**DIRECTION**
Return all lines where the word "immobilière" can be found.

** Begin GIVEN RECORDS **

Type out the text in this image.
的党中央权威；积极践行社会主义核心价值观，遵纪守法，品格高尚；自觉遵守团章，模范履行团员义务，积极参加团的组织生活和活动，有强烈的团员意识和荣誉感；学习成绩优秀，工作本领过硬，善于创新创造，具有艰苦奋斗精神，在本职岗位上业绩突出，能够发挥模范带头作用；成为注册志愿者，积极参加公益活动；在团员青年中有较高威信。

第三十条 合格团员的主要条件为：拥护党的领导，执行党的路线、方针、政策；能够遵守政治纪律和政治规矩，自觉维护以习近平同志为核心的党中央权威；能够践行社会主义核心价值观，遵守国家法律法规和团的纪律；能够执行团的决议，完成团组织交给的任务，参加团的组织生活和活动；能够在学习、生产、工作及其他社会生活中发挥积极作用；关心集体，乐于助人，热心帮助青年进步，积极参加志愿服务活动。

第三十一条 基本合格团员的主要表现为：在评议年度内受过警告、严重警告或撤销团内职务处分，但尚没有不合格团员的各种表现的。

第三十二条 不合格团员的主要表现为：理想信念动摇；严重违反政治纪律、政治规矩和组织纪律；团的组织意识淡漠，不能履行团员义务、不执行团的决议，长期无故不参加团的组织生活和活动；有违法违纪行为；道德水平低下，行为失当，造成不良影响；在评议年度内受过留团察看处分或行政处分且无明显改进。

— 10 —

** End GIVEN RECORDS **
** Begin GIVEN RECORDS **

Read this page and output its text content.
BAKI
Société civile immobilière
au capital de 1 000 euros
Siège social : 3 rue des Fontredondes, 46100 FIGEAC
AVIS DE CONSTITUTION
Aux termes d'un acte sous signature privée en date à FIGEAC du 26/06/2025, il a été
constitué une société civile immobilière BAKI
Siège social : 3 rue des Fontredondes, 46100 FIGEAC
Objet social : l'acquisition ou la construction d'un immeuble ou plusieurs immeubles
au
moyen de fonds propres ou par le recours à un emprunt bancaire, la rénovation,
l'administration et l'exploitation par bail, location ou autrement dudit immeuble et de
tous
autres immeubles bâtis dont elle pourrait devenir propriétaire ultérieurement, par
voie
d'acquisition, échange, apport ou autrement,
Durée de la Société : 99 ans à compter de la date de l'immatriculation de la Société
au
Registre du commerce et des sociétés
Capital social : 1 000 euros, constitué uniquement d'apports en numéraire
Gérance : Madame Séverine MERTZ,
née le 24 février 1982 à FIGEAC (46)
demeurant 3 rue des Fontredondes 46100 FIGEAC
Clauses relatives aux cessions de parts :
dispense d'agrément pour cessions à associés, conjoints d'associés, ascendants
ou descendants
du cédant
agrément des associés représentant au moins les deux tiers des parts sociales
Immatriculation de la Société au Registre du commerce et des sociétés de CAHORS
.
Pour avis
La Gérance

** End GIVEN RECORDS **

**EXERCISE RESULT**
Société civile immobilière
constitué une société civile immobilière BAKI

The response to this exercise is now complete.